[Figure record extracts]
--
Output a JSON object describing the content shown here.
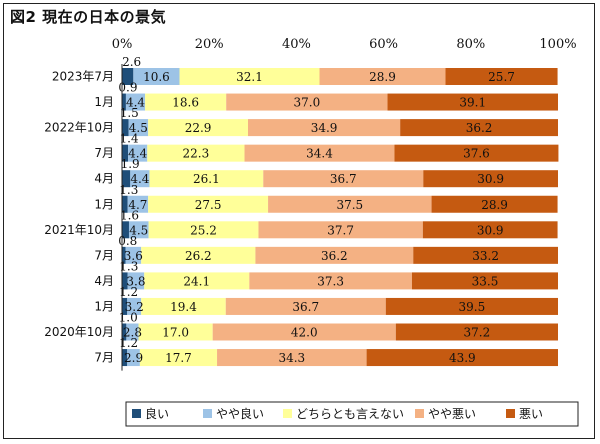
{
  "chart_data": {
    "type": "bar",
    "orientation": "horizontal",
    "stacked": true,
    "title": "図2 現在の日本の景気",
    "xlim": [
      0,
      100
    ],
    "x_ticks": [
      "0%",
      "20%",
      "40%",
      "60%",
      "80%",
      "100%"
    ],
    "categories": [
      "2023年7月",
      "1月",
      "2022年10月",
      "7月",
      "4月",
      "1月",
      "2021年10月",
      "7月",
      "4月",
      "1月",
      "2020年10月",
      "7月"
    ],
    "series": [
      {
        "name": "良い",
        "color": "#1f4e79",
        "values": [
          2.6,
          0.9,
          1.5,
          1.4,
          1.9,
          1.3,
          1.6,
          0.8,
          1.3,
          1.2,
          1.0,
          1.2
        ]
      },
      {
        "name": "やや良い",
        "color": "#9dc3e6",
        "values": [
          10.6,
          4.4,
          4.5,
          4.4,
          4.4,
          4.7,
          4.5,
          3.6,
          3.8,
          3.2,
          2.8,
          2.9
        ]
      },
      {
        "name": "どちらとも言えない",
        "color": "#ffff99",
        "values": [
          32.1,
          18.6,
          22.9,
          22.3,
          26.1,
          27.5,
          25.2,
          26.2,
          24.1,
          19.4,
          17.0,
          17.7
        ]
      },
      {
        "name": "やや悪い",
        "color": "#f4b183",
        "values": [
          28.9,
          37.0,
          34.9,
          34.4,
          36.7,
          37.5,
          37.7,
          36.2,
          37.3,
          36.7,
          42.0,
          34.3
        ]
      },
      {
        "name": "悪い",
        "color": "#c55a11",
        "values": [
          25.7,
          39.1,
          36.2,
          37.6,
          30.9,
          28.9,
          30.9,
          33.2,
          33.5,
          39.5,
          37.2,
          43.9
        ]
      }
    ],
    "legend_position": "bottom",
    "grid": false
  }
}
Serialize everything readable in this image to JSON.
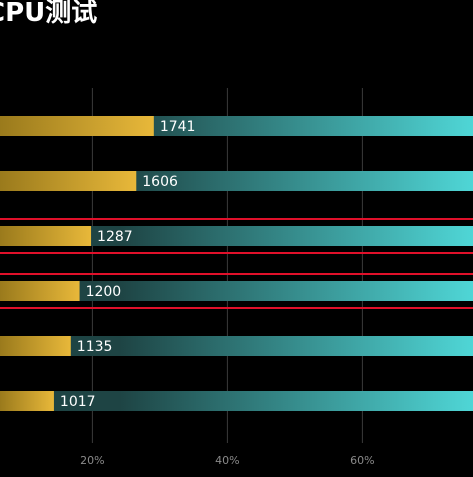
{
  "chart_data": {
    "type": "bar",
    "title": "CPU测试",
    "xlabel": "",
    "ylabel": "",
    "xlim": [
      0,
      80
    ],
    "x_ticks": [
      "20%",
      "40%",
      "60%"
    ],
    "x_tick_values": [
      20,
      40,
      60
    ],
    "grid": true,
    "values": [
      1741,
      1606,
      1287,
      1200,
      1135,
      1017
    ],
    "value_labels": [
      "1741",
      "1606",
      "1287",
      "1200",
      "1135",
      "1017"
    ],
    "progress_percent": [
      29.1,
      26.5,
      19.8,
      18.1,
      16.8,
      14.3
    ],
    "highlighted": [
      false,
      false,
      true,
      true,
      false,
      false
    ],
    "colors": {
      "background": "#000000",
      "bar_gold_start": "#9a7a1c",
      "bar_gold_end": "#e8b83a",
      "track_dark": "#1e4444",
      "track_light": "#4fd6d6",
      "highlight_line": "#e0102a",
      "grid_line": "#3a3a3a",
      "tick_text": "#8a8a8a",
      "value_text": "#ffffff"
    }
  }
}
--
### Aim
Starting with the line that contains "Serialize everything readable", reproduce every line down to the end of the listing above, both endpoints included. Pictures stay out.

### Complete output
Serialize everything readable in this image to JSON.
{
  "chart_data": {
    "type": "bar",
    "title": "CPU测试",
    "xlabel": "",
    "ylabel": "",
    "xlim": [
      0,
      80
    ],
    "x_ticks": [
      "20%",
      "40%",
      "60%"
    ],
    "x_tick_values": [
      20,
      40,
      60
    ],
    "grid": true,
    "values": [
      1741,
      1606,
      1287,
      1200,
      1135,
      1017
    ],
    "value_labels": [
      "1741",
      "1606",
      "1287",
      "1200",
      "1135",
      "1017"
    ],
    "progress_percent": [
      29.1,
      26.5,
      19.8,
      18.1,
      16.8,
      14.3
    ],
    "highlighted": [
      false,
      false,
      true,
      true,
      false,
      false
    ],
    "colors": {
      "background": "#000000",
      "bar_gold_start": "#9a7a1c",
      "bar_gold_end": "#e8b83a",
      "track_dark": "#1e4444",
      "track_light": "#4fd6d6",
      "highlight_line": "#e0102a",
      "grid_line": "#3a3a3a",
      "tick_text": "#8a8a8a",
      "value_text": "#ffffff"
    }
  }
}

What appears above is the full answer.